- [GIVEN PASSAGE]
————

Across centers in the US, UK, and Canada, 760 women were screened and 199 randomized, of whom 180 completed treatment. As with RELENT-1 and in studies with selective NK3 antagonists, reductions in symptoms were rapid, occurring within the first week. Treatment with 120 mg elinzanetant resulted in improvements in VMS frequency at both 4 and 12 weeks, with a significant improvement only at week 4 in the 160 mg group (). The effects of lower doses were small and not statistically significant. Overall, improvements tended to increase during the 12 weeks of treatment with restoration toward baseline over 4 weeks of post-treatment follow-up. Effects on VMS severity were less clear, although the overall trend was similar. Awakening from sleep, sleep quality and quality of life (by MenQoL-I) were significantly improved in the 120 mg and 160 mg doses at some time points, although changes regarded as clinically meaningful were more consistent.
Figure 3. Change from baseline in mean daily frequency (a, c) and weekly severity (b, d) of moderate and severe VMS by Treatment Group. Abbreviations: EZN, elinzanetant; LS, least square; SE, standard error. From [Citation51] under CCBY-NC-ND.
![Figure 3. Change from baseline in mean daily frequency (a, c) and weekly severity (b, d) of moderate and severe VMS by Treatment Group. Abbreviations: EZN, elinzanetant; LS, least square; SE, standard error. From [Citation51] under CCBY-NC-ND.](/cms/asset/1d6979a6-ab5a-42f3-b810-114198d8a926/ieid_a_2305122_f0003_oc.jpg)
3.2. Phase III studies
A series of Phase III studies are underway, the OASIS 1–4 trials (NCT05042362, NCT05099159, NCT05030584 and NCT05030584). OASIS 1, 2, and 3 are double blind, randomized, placebo controlled trials of the effects of elinzanetant on VMS in postmenopausal women, of 26 weeks (OASIS 1 and 2) and 52 weeks (OASIS 3) treatment duration with anticipated combined recruitment of approximately 1300 women. OASIS 4 is of similar design, also of 52 weeks treatment duration, in approximately 400 women with VMS caused by adjuvant endocrine therapy for the treatment of hormone receptor-positive breast cancer.

————

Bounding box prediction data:
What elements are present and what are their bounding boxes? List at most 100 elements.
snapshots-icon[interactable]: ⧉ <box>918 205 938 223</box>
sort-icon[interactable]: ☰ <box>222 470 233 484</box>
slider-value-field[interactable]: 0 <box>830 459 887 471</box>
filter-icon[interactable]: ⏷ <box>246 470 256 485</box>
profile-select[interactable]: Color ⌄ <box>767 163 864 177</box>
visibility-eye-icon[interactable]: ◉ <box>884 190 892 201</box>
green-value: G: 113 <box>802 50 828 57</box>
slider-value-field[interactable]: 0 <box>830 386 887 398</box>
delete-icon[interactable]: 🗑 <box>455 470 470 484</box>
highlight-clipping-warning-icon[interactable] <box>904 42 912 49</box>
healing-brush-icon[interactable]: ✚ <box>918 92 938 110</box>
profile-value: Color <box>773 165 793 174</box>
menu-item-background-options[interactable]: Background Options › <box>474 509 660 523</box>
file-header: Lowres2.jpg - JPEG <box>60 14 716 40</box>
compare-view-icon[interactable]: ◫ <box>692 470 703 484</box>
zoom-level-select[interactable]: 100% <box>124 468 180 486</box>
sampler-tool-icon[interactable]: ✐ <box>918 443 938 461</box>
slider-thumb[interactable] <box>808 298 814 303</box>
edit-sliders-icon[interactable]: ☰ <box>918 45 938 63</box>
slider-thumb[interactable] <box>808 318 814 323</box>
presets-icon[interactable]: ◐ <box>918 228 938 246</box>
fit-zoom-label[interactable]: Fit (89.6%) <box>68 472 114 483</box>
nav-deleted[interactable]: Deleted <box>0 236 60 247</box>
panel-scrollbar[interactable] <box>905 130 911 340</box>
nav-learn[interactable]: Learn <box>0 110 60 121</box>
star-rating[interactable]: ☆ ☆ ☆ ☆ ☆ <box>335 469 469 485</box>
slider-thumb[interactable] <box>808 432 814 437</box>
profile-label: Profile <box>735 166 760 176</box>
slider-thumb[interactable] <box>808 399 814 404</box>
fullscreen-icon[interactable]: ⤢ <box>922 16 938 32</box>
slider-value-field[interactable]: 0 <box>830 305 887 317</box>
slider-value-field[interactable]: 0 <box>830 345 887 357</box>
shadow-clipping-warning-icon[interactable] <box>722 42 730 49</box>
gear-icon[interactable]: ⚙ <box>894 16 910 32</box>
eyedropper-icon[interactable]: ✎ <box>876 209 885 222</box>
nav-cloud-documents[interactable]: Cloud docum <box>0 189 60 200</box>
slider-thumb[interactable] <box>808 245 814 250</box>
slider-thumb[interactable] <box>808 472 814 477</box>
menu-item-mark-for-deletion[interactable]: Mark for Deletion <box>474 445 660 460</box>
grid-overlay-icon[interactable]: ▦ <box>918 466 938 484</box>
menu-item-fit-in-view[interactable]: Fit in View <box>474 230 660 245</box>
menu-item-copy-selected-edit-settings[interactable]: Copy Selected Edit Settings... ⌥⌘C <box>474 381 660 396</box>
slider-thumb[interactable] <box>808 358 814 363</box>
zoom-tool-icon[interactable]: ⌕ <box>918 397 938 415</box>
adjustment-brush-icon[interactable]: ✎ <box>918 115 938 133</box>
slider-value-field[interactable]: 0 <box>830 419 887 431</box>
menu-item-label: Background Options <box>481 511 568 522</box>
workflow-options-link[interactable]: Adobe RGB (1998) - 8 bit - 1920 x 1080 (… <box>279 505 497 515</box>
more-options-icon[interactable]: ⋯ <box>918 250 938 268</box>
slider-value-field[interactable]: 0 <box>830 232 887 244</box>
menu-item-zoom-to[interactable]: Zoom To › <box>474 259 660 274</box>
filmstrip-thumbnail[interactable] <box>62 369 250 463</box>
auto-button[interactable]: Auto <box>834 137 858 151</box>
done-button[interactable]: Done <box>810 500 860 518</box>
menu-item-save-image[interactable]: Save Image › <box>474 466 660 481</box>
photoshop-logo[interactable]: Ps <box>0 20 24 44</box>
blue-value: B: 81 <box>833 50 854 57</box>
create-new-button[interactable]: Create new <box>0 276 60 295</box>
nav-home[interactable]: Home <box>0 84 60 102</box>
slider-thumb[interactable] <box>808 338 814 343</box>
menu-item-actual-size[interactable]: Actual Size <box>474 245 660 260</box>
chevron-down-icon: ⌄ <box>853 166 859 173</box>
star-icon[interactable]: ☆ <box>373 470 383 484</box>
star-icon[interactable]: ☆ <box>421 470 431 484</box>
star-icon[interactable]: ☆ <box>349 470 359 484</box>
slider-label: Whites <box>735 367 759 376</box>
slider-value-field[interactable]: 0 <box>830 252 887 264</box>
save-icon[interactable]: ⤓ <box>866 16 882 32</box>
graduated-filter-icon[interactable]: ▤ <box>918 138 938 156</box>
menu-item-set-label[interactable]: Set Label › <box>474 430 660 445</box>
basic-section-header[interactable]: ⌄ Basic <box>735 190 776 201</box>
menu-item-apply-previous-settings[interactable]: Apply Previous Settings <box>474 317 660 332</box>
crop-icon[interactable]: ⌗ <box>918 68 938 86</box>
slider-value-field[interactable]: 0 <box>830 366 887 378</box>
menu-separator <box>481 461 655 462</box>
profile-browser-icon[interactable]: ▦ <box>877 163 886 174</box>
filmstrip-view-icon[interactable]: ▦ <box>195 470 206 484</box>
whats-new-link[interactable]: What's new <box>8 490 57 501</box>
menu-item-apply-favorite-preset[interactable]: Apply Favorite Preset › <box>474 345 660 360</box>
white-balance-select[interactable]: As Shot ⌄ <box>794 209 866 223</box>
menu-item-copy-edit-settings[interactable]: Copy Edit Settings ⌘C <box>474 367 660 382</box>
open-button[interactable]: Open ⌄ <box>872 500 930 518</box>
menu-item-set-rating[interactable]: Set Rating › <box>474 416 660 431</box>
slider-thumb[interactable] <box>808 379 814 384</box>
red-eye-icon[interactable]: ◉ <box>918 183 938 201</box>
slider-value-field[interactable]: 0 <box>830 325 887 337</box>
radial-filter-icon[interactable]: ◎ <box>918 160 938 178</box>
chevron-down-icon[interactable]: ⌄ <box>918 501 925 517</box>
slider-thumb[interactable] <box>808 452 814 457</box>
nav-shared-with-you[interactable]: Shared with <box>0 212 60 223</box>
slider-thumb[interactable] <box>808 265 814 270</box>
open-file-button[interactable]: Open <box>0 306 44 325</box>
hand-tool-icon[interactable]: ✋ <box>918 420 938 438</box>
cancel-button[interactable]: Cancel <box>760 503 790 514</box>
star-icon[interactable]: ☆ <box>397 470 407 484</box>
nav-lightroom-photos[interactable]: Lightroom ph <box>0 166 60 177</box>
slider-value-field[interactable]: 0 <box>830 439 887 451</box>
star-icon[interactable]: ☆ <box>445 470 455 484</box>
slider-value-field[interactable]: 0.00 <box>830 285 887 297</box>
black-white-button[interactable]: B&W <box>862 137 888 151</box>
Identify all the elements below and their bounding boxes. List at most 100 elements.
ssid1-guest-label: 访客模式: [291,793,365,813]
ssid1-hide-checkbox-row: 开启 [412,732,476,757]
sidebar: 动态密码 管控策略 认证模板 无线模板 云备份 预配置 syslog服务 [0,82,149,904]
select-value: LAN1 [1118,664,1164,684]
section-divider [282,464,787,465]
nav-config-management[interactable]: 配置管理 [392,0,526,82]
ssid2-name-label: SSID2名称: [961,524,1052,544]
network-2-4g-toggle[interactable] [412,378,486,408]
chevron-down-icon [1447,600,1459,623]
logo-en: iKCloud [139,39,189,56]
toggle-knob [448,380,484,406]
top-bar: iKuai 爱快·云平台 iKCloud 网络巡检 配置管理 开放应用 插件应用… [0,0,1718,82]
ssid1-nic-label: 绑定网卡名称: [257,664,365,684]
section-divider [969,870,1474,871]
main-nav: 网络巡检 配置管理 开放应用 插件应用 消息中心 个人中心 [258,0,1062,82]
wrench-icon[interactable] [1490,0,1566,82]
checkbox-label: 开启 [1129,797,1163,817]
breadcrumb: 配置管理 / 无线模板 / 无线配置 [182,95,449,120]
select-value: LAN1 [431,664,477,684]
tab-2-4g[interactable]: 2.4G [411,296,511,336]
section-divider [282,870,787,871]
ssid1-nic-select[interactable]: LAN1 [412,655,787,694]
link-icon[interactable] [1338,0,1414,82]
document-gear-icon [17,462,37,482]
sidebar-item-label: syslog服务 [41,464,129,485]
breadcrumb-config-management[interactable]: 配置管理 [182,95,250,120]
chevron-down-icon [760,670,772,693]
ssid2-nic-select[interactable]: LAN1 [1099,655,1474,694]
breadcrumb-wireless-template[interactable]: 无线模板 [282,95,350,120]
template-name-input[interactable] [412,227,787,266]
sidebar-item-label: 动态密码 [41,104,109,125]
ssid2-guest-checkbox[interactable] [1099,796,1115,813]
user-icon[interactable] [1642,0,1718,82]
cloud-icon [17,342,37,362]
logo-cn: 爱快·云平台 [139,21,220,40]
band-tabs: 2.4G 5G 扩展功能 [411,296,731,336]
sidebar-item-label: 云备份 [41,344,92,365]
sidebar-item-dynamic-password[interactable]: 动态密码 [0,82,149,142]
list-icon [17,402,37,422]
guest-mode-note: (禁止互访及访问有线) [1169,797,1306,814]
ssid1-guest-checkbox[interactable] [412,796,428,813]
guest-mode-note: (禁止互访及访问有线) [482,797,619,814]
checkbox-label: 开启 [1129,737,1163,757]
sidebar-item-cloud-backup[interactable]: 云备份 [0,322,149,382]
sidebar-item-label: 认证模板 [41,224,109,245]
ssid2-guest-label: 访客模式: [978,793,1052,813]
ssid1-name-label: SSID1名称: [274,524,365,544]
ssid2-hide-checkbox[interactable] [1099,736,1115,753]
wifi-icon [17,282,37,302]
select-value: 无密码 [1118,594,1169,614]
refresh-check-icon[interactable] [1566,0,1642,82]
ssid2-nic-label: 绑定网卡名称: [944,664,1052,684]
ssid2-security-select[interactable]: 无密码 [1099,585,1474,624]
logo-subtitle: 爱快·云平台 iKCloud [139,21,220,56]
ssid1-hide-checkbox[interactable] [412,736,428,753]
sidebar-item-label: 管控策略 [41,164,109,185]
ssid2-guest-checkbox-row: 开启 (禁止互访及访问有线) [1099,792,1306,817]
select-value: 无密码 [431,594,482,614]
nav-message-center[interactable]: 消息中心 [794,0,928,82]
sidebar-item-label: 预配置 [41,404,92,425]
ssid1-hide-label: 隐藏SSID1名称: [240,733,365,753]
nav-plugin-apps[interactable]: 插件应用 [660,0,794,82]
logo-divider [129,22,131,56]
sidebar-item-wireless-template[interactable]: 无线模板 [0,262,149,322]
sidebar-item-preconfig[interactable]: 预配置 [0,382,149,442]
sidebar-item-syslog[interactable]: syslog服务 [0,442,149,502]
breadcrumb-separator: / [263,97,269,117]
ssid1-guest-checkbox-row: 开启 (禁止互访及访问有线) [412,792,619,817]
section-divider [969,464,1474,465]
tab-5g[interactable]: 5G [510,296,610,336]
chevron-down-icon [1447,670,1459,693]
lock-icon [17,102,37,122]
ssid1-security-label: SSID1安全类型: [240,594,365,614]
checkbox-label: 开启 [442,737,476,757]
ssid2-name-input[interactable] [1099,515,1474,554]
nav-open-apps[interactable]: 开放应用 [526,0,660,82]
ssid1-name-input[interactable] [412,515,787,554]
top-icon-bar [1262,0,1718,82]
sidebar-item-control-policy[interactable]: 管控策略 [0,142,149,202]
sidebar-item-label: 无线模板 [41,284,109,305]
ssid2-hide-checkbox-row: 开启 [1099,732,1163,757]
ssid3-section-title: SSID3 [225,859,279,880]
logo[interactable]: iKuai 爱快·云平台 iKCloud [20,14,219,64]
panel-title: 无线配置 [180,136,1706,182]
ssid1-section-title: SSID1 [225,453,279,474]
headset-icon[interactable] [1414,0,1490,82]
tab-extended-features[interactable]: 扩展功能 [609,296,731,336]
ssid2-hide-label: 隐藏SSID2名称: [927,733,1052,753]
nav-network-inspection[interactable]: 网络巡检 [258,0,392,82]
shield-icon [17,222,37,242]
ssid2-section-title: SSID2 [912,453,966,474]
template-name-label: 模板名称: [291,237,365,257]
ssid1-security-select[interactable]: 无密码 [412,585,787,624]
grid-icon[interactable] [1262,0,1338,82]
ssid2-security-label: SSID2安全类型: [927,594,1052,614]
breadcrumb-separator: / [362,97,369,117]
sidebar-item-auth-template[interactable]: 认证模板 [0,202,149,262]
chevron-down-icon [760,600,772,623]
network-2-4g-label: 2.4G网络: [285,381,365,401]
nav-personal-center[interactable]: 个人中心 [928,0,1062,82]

————

- [EXERCISE PROMPT]
Can you turn the paragraph of the elinzanetant passage that begins "A series of Phase III studies" into a brief list that keeps its main facts?

- [WRITTEN RESPONSE]
- Phase III studies of elinzanetant, the OASIS 1–4 trials, are underway.
- OASIS 1, 2 and 3 are double-blind, randomized, placebo-controlled trials of elinzanetant's effects on VMS in postmenopausal women.
- OASIS 1 and 2 run for 26 weeks of treatment, and OASIS 3 runs for 52 weeks.
- Combined recruitment for OASIS 1–3 is expected to be about 1300 women.
- OASIS 4 has a similar design and 52 weeks of treatment. It involves about 400 women whose VMS are caused by adjuvant endocrine therapy for hormone receptor-positive breast cancer.